WHAT THE TASK ASKS —
List all lines in the material below that contain "JSON".

BEGIN SUPPLIED DATA

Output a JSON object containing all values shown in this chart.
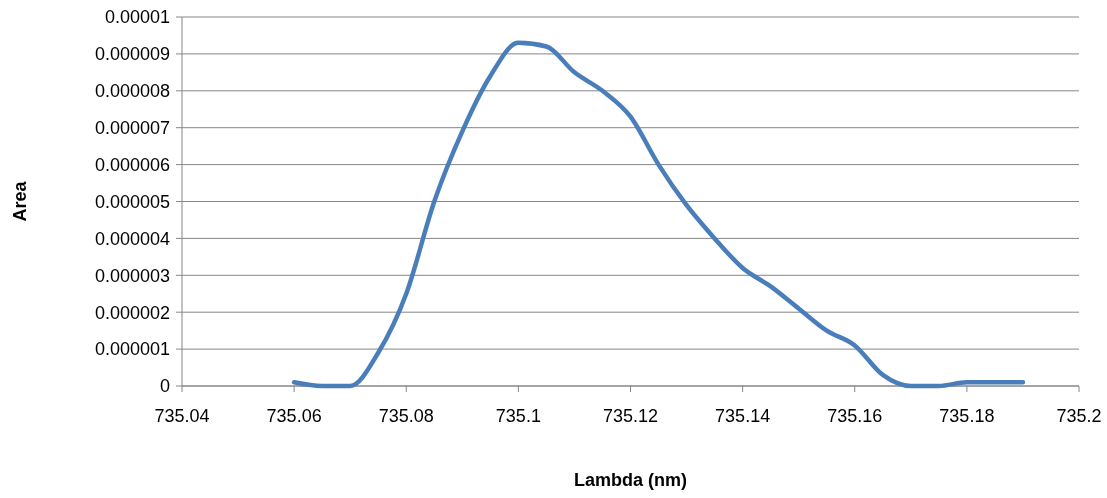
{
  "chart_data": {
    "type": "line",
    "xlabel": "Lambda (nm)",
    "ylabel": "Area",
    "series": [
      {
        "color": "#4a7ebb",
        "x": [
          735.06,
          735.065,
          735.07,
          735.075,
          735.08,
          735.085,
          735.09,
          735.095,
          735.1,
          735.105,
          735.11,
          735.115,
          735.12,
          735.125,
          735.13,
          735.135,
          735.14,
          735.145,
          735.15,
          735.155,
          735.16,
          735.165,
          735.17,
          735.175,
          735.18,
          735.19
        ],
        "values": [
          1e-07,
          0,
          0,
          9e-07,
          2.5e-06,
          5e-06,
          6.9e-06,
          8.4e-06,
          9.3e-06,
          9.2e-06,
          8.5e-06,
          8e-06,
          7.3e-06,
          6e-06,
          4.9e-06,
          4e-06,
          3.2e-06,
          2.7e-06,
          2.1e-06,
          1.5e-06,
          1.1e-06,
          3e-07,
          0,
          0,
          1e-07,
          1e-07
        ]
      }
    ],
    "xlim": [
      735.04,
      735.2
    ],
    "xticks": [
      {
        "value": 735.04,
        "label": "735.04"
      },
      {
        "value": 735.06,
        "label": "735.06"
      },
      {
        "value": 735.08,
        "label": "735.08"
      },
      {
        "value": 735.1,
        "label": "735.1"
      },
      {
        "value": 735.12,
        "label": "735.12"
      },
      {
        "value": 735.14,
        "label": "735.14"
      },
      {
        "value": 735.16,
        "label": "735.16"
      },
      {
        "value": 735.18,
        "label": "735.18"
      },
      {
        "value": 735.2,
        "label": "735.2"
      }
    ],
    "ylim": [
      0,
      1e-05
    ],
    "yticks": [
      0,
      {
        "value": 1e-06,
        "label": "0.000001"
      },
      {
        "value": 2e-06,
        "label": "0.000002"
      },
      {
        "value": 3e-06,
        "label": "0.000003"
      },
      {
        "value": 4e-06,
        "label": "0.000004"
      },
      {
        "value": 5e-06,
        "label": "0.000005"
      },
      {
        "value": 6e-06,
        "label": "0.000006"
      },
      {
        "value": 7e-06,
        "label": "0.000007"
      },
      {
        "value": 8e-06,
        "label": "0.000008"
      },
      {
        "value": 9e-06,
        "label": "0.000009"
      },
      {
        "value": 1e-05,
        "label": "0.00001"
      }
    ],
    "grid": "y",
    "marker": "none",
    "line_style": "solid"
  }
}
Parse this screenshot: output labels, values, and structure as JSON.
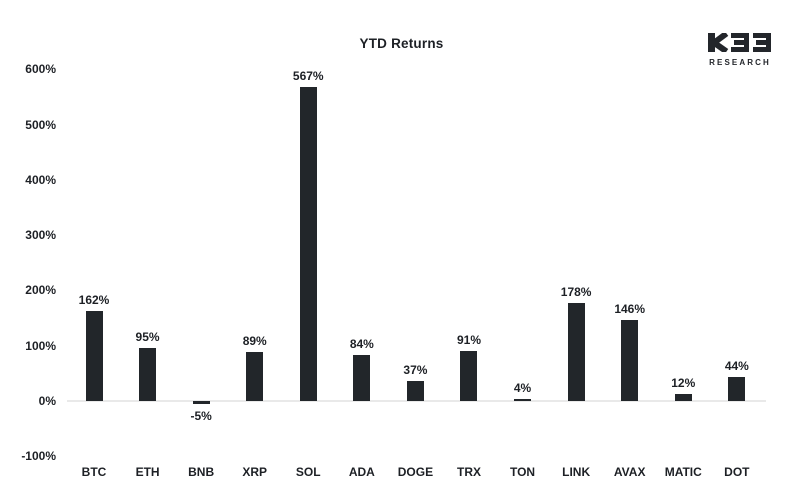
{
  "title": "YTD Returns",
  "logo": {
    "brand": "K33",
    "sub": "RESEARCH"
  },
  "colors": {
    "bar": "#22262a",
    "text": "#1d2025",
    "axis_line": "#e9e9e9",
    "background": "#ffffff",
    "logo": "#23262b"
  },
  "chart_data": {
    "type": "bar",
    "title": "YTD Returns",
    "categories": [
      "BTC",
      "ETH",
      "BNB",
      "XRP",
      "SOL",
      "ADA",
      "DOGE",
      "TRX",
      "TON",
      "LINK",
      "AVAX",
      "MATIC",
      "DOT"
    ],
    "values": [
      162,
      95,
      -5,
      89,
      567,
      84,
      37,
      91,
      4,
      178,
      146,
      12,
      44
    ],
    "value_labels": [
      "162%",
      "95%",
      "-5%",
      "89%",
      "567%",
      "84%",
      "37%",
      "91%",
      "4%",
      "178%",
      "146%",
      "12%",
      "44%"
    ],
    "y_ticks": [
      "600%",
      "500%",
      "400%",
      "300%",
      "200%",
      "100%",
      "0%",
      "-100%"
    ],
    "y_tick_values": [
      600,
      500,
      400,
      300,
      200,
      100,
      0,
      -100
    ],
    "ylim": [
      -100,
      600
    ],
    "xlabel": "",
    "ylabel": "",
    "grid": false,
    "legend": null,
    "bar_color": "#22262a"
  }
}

END SUPPLIED DATA

ANSWER TO THIS PROBLEM —
Output a JSON object containing all values shown in this chart.
Parse this screenshot: output labels, values, and structure as JSON.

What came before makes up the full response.